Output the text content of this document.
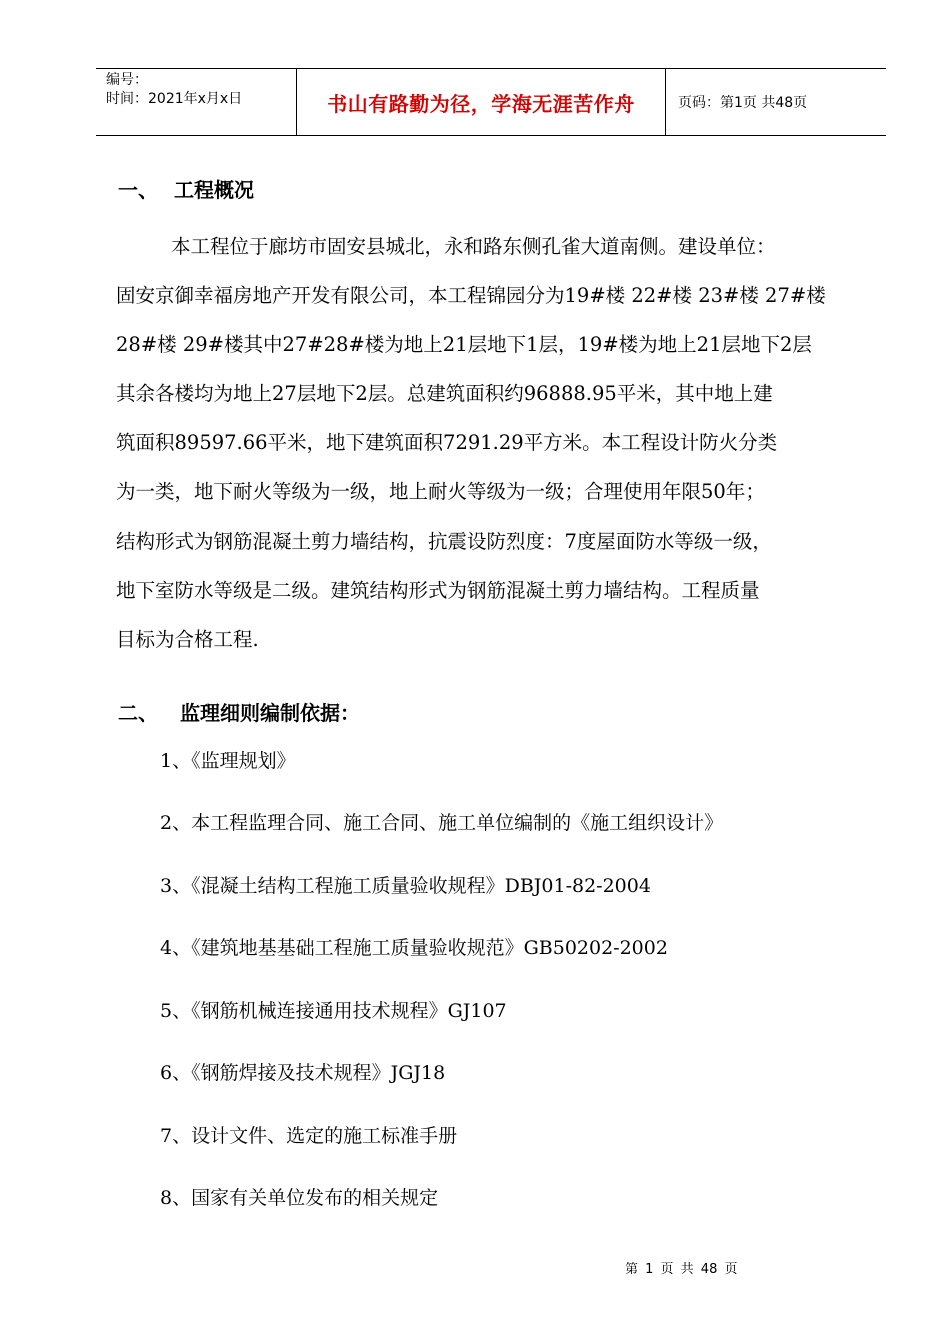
编号：
时间：2021年x月x日	书山有路勤为径，学海无涯苦作舟	页码：第1页 共48页
一、 工程概况
本工程位于廊坊市固安县城北，永和路东侧孔雀大道南侧。建设单位：
固安京御幸福房地产开发有限公司，本工程锦园分为19#楼 22#楼 23#楼 27#楼
28#楼 29#楼其中27#28#楼为地上21层地下1层，19#楼为地上21层地下2层
其余各楼均为地上27层地下2层。总建筑面积约96888.95平米，其中地上建
筑面积89597.66平米，地下建筑面积7291.29平方米。本工程设计防火分类
为一类，地下耐火等级为一级，地上耐火等级为一级；合理使用年限50年；
结构形式为钢筋混凝土剪力墙结构，抗震设防烈度：7度屋面防水等级一级，
地下室防水等级是二级。建筑结构形式为钢筋混凝土剪力墙结构。工程质量
目标为合格工程.
二、 监理细则编制依据：
1、《监理规划》
2、本工程监理合同、施工合同、施工单位编制的《施工组织设计》
3、《混凝土结构工程施工质量验收规程》DBJ01-82-2004
4、《建筑地基基础工程施工质量验收规范》GB50202-2002
5、《钢筋机械连接通用技术规程》GJ107
6、《钢筋焊接及技术规程》JGJ18
7、设计文件、选定的施工标准手册
8、国家有关单位发布的相关规定
第 1 页 共 48 页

[THE TASK]
Write the entries above out again exactly, but not the pictures.

[REPLY]
Output the text content of this document.
编号：
时间：2021年x月x日	书山有路勤为径，学海无涯苦作舟	页码：第1页 共48页
一、 工程概况
本工程位于廊坊市固安县城北，永和路东侧孔雀大道南侧。建设单位：
固安京御幸福房地产开发有限公司，本工程锦园分为19#楼 22#楼 23#楼 27#楼
28#楼 29#楼其中27#28#楼为地上21层地下1层，19#楼为地上21层地下2层
其余各楼均为地上27层地下2层。总建筑面积约96888.95平米，其中地上建
筑面积89597.66平米，地下建筑面积7291.29平方米。本工程设计防火分类
为一类，地下耐火等级为一级，地上耐火等级为一级；合理使用年限50年；
结构形式为钢筋混凝土剪力墙结构，抗震设防烈度：7度屋面防水等级一级，
地下室防水等级是二级。建筑结构形式为钢筋混凝土剪力墙结构。工程质量
目标为合格工程.
二、 监理细则编制依据：
1、《监理规划》
2、本工程监理合同、施工合同、施工单位编制的《施工组织设计》
3、《混凝土结构工程施工质量验收规程》DBJ01-82-2004
4、《建筑地基基础工程施工质量验收规范》GB50202-2002
5、《钢筋机械连接通用技术规程》GJ107
6、《钢筋焊接及技术规程》JGJ18
7、设计文件、选定的施工标准手册
8、国家有关单位发布的相关规定
第 1 页 共 48 页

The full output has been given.